-- begin TASK INPUT --

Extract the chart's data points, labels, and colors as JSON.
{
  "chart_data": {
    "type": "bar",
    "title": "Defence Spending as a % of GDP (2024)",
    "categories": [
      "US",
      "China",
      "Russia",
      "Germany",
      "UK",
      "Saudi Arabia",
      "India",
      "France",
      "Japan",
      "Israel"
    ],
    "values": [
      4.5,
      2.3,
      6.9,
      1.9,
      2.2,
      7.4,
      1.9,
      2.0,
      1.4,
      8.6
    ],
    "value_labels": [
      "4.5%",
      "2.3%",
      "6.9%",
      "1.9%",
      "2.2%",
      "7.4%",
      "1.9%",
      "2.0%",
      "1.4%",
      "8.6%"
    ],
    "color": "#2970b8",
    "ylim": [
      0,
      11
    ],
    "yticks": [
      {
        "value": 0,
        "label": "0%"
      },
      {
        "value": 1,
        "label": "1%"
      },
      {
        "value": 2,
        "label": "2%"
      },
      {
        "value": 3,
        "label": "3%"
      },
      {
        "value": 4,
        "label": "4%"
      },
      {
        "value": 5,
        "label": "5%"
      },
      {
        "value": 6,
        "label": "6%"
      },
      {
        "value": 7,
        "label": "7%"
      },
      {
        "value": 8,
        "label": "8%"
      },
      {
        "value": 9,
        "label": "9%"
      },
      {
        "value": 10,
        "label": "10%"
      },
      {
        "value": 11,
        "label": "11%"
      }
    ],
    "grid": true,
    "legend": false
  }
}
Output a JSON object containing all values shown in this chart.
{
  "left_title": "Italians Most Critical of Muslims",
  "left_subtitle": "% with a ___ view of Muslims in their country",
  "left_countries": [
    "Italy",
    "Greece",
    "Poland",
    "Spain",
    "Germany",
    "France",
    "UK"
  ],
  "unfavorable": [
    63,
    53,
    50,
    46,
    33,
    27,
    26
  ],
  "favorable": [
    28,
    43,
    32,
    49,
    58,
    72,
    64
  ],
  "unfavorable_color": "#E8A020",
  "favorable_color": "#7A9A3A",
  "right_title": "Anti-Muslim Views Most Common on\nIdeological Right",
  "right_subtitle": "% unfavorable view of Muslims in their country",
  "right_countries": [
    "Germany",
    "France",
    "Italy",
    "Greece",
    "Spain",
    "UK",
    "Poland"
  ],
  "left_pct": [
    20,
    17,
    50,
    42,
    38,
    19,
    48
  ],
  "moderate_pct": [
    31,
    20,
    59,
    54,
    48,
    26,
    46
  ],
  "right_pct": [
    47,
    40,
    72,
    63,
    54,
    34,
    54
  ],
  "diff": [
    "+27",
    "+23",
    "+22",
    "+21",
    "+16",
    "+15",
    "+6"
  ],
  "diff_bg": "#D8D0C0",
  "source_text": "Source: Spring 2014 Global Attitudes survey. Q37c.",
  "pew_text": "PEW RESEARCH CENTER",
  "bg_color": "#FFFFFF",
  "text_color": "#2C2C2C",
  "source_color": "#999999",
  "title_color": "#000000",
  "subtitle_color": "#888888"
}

-- end TASK INPUT --

> INSTRUCTION: Look through the entries above and report each line where the string "Muslims" occurs.

> IN RESPONSE:
  "left_title": "Italians Most Critical of Muslims",
  "left_subtitle": "% with a ___ view of Muslims in their country",
  "right_subtitle": "% unfavorable view of Muslims in their country",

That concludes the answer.